_Task material:_

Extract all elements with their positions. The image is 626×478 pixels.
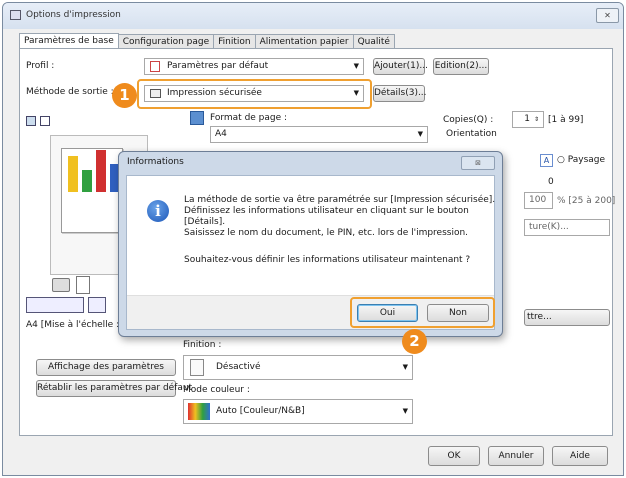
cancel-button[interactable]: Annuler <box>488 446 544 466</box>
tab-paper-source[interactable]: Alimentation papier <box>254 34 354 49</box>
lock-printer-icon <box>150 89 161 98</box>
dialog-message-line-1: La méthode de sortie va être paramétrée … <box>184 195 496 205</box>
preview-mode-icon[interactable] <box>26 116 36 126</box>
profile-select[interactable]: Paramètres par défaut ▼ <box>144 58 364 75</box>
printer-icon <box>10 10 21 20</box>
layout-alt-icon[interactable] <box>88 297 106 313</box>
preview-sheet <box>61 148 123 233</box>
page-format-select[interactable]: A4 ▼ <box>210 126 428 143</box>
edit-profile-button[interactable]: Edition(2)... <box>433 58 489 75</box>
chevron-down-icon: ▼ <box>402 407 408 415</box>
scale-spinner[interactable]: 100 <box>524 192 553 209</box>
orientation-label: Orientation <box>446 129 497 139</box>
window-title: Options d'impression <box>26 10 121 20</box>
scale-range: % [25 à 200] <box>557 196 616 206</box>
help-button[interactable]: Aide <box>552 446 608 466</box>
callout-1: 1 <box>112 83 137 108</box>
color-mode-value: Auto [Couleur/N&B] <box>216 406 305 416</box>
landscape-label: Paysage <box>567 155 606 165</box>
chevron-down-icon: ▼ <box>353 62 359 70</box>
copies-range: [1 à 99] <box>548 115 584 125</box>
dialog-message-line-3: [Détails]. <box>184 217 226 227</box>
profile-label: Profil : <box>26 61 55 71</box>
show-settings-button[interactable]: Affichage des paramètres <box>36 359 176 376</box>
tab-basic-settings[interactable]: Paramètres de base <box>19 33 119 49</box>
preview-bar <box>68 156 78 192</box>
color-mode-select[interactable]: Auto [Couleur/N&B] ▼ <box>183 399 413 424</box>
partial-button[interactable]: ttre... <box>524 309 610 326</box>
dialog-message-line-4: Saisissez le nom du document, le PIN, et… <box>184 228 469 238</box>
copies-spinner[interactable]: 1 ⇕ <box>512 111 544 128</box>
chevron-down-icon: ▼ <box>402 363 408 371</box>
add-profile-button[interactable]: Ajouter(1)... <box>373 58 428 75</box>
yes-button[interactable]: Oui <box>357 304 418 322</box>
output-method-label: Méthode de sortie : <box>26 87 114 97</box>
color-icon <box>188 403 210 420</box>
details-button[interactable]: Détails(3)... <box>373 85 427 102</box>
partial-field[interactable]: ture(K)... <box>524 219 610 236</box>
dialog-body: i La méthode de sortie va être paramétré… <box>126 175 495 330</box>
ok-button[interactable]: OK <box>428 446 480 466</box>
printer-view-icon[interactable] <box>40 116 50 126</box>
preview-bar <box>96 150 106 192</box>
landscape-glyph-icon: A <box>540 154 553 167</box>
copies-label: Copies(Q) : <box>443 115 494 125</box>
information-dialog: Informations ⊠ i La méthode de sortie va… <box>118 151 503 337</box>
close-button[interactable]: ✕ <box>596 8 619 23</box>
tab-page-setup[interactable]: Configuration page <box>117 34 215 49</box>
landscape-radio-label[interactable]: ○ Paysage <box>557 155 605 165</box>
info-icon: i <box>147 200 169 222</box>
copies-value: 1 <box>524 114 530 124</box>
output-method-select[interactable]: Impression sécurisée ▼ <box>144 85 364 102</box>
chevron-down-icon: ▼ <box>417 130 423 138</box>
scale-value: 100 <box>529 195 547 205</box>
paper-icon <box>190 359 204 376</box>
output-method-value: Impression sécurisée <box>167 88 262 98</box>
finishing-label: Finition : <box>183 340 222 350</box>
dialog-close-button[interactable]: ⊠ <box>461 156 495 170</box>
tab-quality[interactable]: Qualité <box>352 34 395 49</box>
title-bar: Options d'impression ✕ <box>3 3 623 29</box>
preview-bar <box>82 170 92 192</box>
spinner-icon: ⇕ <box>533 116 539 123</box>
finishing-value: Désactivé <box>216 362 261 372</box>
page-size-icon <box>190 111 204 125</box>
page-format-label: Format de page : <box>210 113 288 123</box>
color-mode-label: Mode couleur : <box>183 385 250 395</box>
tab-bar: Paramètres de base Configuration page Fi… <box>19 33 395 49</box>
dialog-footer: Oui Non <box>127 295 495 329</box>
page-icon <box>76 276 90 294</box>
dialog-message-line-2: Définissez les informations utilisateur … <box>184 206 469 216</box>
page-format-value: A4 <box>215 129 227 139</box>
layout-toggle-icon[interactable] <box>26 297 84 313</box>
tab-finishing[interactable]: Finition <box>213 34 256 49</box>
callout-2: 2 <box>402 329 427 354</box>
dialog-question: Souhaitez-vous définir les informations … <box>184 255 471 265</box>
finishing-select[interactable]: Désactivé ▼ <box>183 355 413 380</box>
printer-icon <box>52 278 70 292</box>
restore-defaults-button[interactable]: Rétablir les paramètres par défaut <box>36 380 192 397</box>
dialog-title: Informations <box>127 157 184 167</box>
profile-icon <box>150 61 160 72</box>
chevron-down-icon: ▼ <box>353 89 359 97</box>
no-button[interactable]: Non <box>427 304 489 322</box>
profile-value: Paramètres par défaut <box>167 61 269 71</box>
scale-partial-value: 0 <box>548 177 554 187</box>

==

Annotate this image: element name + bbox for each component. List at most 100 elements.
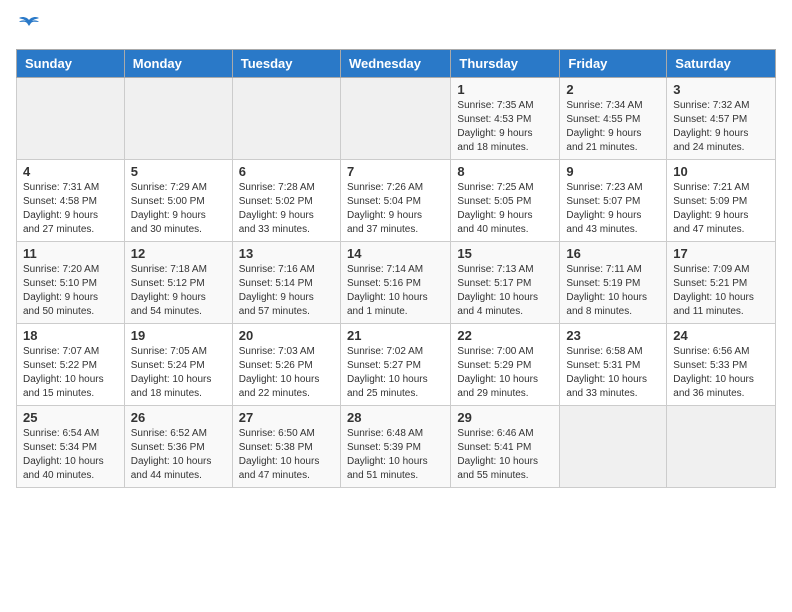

_The task:_
Gather every line in the items above that contains the string "range", treating uppercase and lowercase as different.

_Full answer:_
scale-range: % [25 à 200] <box>557 196 616 206</box>
copies-range: [1 à 99] <box>548 115 584 125</box>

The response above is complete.